### Work to be completed
Pictures stay out of your copy, but everything else in the records below must be repeated exactly.

Data entries
============================================================

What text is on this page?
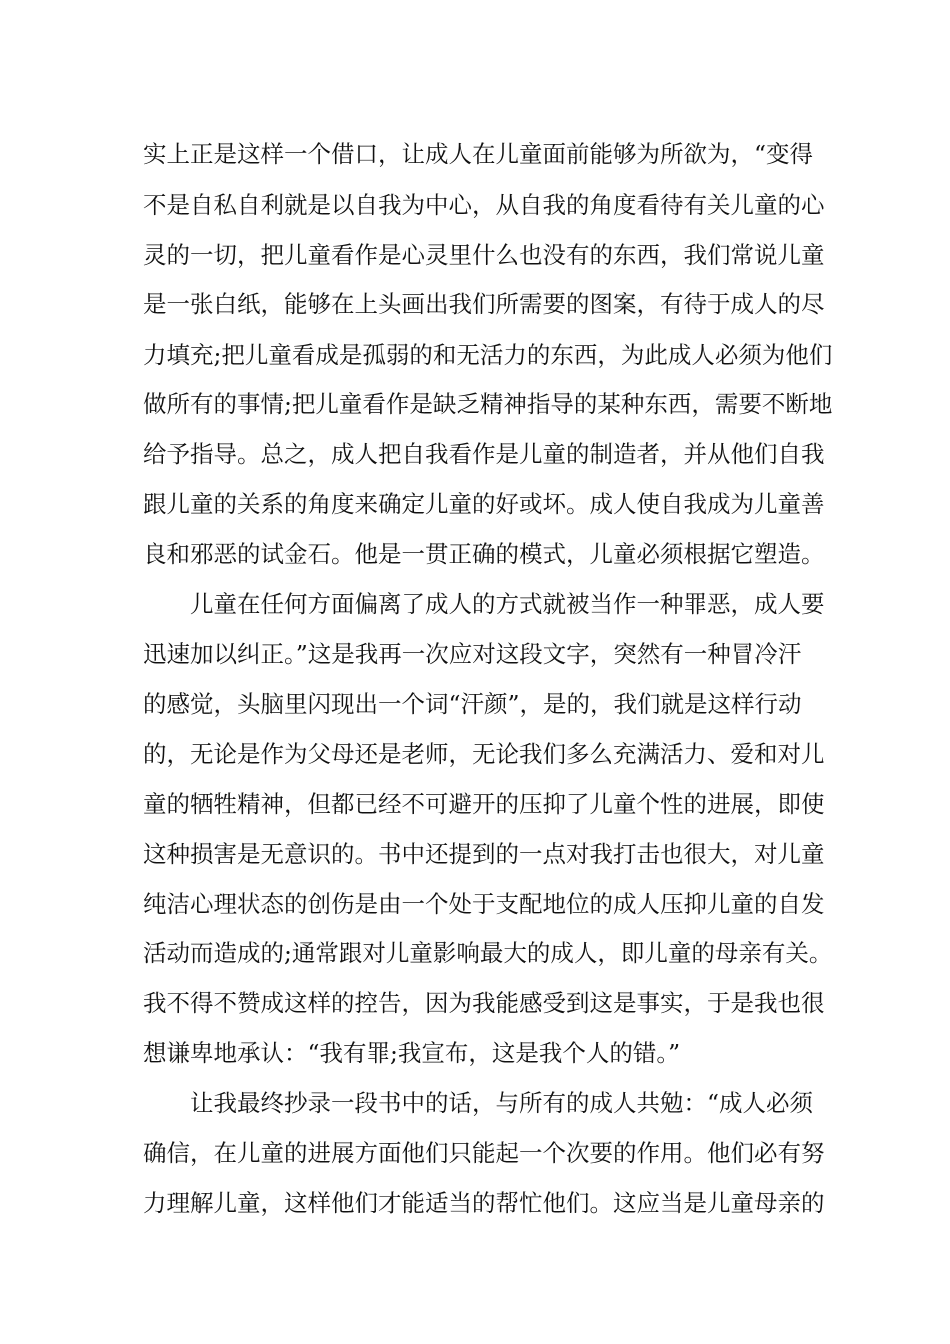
实上正是这样一个借口，让成人在儿童面前能够为所欲为，“变得
不是自私自利就是以自我为中心，从自我的角度看待有关儿童的心
灵的一切，把儿童看作是心灵里什么也没有的东西，我们常说儿童
是一张白纸，能够在上头画出我们所需要的图案，有待于成人的尽
力填充;把儿童看成是孤弱的和无活力的东西，为此成人必须为他们
做所有的事情;把儿童看作是缺乏精神指导的某种东西，需要不断地
给予指导。总之，成人把自我看作是儿童的制造者，并从他们自我
跟儿童的关系的角度来确定儿童的好或坏。成人使自我成为儿童善
良和邪恶的试金石。他是一贯正确的模式，儿童必须根据它塑造。
儿童在任何方面偏离了成人的方式就被当作一种罪恶，成人要
迅速加以纠正。”这是我再一次应对这段文字，突然有一种冒冷汗
的感觉，头脑里闪现出一个词“汗颜”，是的，我们就是这样行动
的，无论是作为父母还是老师，无论我们多么充满活力、爱和对儿
童的牺牲精神，但都已经不可避开的压抑了儿童个性的进展，即使
这种损害是无意识的。书中还提到的一点对我打击也很大，对儿童
纯洁心理状态的创伤是由一个处于支配地位的成人压抑儿童的自发
活动而造成的;通常跟对儿童影响最大的成人，即儿童的母亲有关。
我不得不赞成这样的控告，因为我能感受到这是事实，于是我也很
想谦卑地承认：“我有罪;我宣布，这是我个人的错。”
让我最终抄录一段书中的话，与所有的成人共勉：“成人必须
确信，在儿童的进展方面他们只能起一个次要的作用。他们必有努
力理解儿童，这样他们才能适当的帮忙他们。这应当是儿童母亲的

============================================================

### Exercise solution
What text is on this page?
实上正是这样一个借口，让成人在儿童面前能够为所欲为，“变得
不是自私自利就是以自我为中心，从自我的角度看待有关儿童的心
灵的一切，把儿童看作是心灵里什么也没有的东西，我们常说儿童
是一张白纸，能够在上头画出我们所需要的图案，有待于成人的尽
力填充;把儿童看成是孤弱的和无活力的东西，为此成人必须为他们
做所有的事情;把儿童看作是缺乏精神指导的某种东西，需要不断地
给予指导。总之，成人把自我看作是儿童的制造者，并从他们自我
跟儿童的关系的角度来确定儿童的好或坏。成人使自我成为儿童善
良和邪恶的试金石。他是一贯正确的模式，儿童必须根据它塑造。
儿童在任何方面偏离了成人的方式就被当作一种罪恶，成人要
迅速加以纠正。”这是我再一次应对这段文字，突然有一种冒冷汗
的感觉，头脑里闪现出一个词“汗颜”，是的，我们就是这样行动
的，无论是作为父母还是老师，无论我们多么充满活力、爱和对儿
童的牺牲精神，但都已经不可避开的压抑了儿童个性的进展，即使
这种损害是无意识的。书中还提到的一点对我打击也很大，对儿童
纯洁心理状态的创伤是由一个处于支配地位的成人压抑儿童的自发
活动而造成的;通常跟对儿童影响最大的成人，即儿童的母亲有关。
我不得不赞成这样的控告，因为我能感受到这是事实，于是我也很
想谦卑地承认：“我有罪;我宣布，这是我个人的错。”
让我最终抄录一段书中的话，与所有的成人共勉：“成人必须
确信，在儿童的进展方面他们只能起一个次要的作用。他们必有努
力理解儿童，这样他们才能适当的帮忙他们。这应当是儿童母亲的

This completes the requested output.